→ **Dataset entries**:
▼

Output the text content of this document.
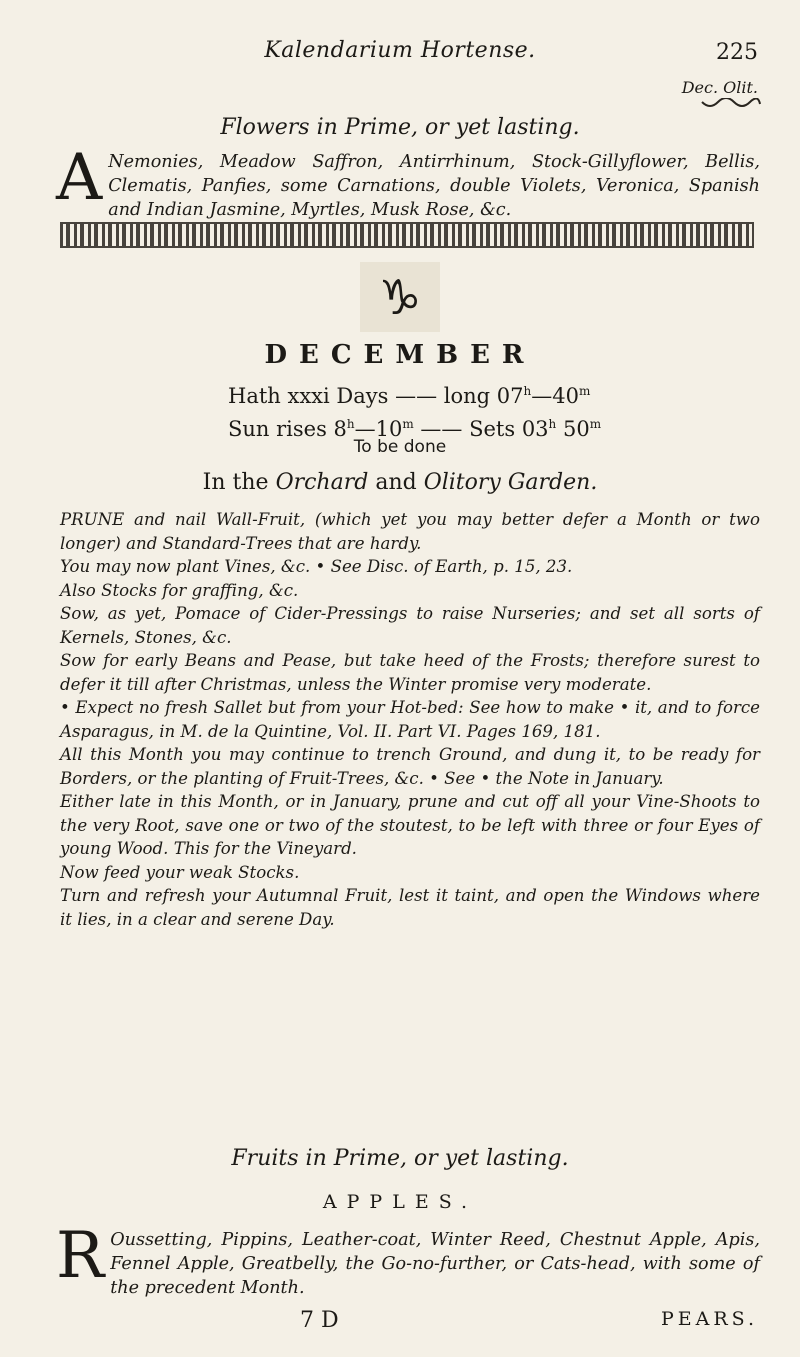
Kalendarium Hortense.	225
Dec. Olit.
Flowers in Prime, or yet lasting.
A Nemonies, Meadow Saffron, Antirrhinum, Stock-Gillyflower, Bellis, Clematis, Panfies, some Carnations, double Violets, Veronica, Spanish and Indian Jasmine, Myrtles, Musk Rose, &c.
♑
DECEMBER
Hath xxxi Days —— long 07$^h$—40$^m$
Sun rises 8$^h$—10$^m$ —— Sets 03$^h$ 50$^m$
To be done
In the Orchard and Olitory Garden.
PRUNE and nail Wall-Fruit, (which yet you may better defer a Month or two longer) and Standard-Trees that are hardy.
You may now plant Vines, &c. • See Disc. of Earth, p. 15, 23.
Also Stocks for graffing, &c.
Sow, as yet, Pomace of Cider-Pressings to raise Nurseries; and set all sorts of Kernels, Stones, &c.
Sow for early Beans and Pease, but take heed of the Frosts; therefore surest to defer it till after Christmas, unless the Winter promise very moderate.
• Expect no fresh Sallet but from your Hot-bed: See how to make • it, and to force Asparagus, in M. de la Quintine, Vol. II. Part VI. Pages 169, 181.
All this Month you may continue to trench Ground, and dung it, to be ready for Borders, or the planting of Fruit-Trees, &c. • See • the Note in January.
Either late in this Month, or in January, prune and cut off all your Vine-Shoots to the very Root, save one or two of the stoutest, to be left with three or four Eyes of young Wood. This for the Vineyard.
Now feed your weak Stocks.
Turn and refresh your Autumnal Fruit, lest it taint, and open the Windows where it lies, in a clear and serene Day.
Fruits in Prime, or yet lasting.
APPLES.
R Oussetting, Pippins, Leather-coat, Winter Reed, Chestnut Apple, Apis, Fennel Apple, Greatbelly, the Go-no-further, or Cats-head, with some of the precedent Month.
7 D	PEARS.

▲
▼

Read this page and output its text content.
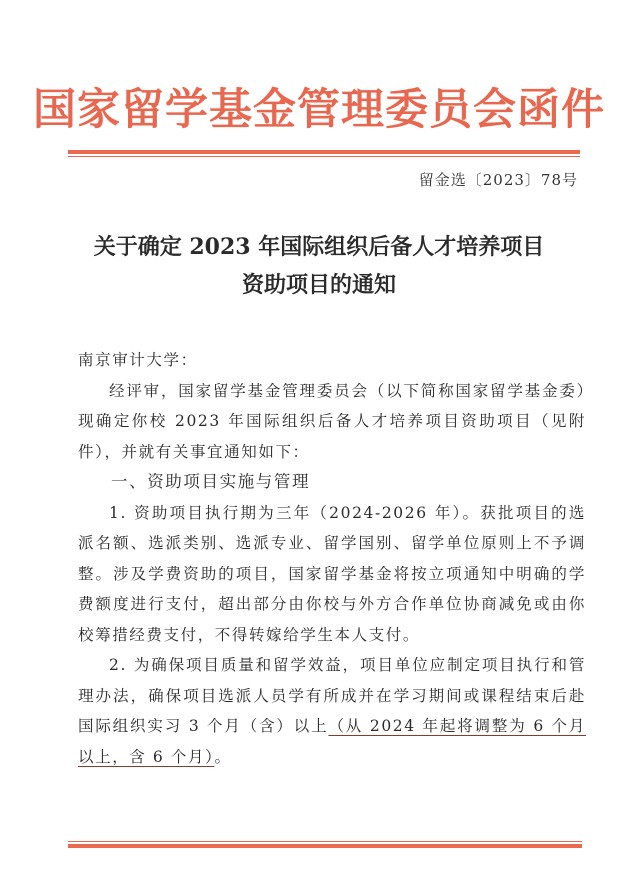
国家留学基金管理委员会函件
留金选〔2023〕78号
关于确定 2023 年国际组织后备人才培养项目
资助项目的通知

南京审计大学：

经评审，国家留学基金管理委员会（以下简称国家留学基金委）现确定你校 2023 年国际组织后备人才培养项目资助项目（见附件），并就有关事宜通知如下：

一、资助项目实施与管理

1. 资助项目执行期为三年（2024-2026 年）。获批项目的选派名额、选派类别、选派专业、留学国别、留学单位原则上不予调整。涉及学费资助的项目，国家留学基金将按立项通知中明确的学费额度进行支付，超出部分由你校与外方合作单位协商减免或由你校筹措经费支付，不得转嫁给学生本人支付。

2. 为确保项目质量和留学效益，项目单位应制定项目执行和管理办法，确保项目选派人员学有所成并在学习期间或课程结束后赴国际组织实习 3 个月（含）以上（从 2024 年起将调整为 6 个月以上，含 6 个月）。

▲

Look through the entries above for the word "content". Copy every line where it shows up.

Output the text content of this document.
Read this page and output its text content.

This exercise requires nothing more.